- [Set problem]: Every line below should be copied exactly; drop the pictures.

** START **

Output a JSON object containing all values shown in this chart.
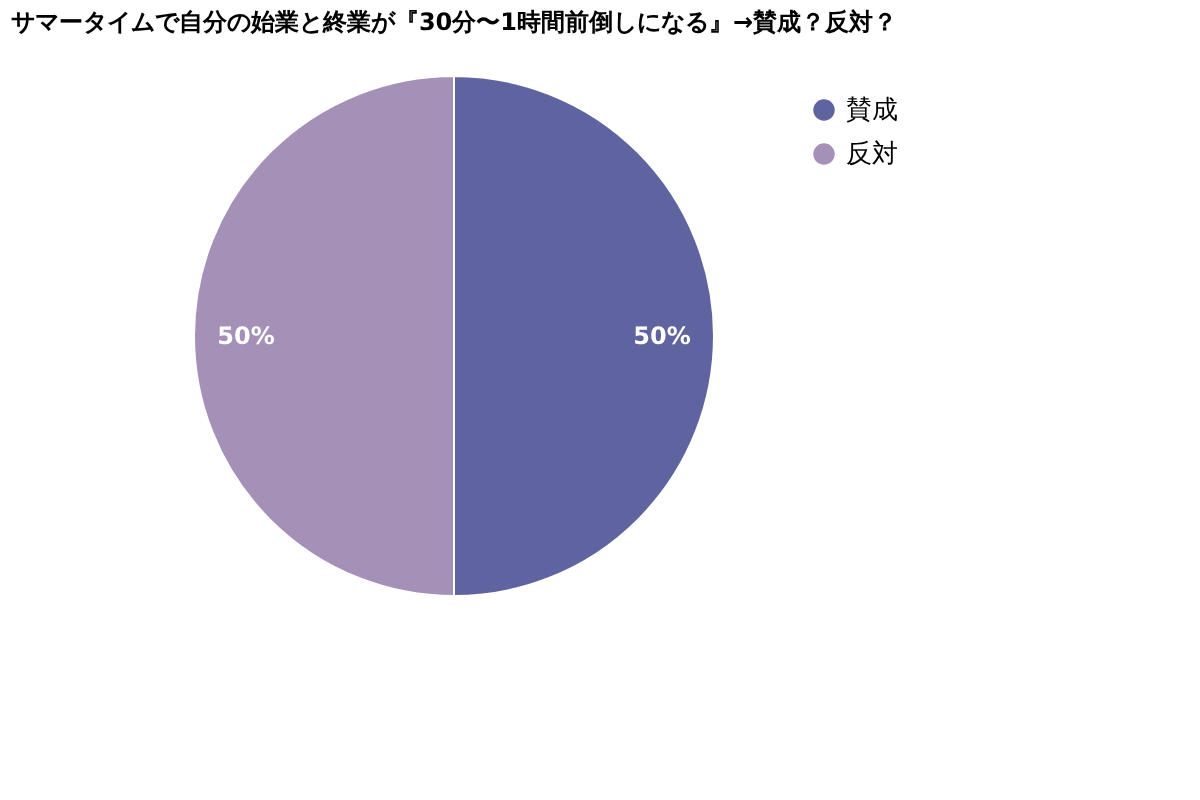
{
  "chart_data": {
    "type": "pie",
    "title": "サマータイムで自分の始業と終業が『30分〜1時間前倒しになる』→賛成？反対？",
    "categories": [
      "賛成",
      "反対"
    ],
    "values": [
      50,
      50
    ],
    "colors": [
      "#5f64a0",
      "#a590b8"
    ],
    "value_labels": [
      "50%",
      "50%"
    ],
    "legend": "right"
  }
}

** END **

- [Finished answer]:
Output a JSON object containing all values shown in this chart.
{
  "chart_data": {
    "type": "pie",
    "title": "サマータイムで自分の始業と終業が『30分〜1時間前倒しになる』→賛成？反対？",
    "categories": [
      "賛成",
      "反対"
    ],
    "values": [
      50,
      50
    ],
    "colors": [
      "#5f64a0",
      "#a590b8"
    ],
    "value_labels": [
      "50%",
      "50%"
    ],
    "legend": "right"
  }
}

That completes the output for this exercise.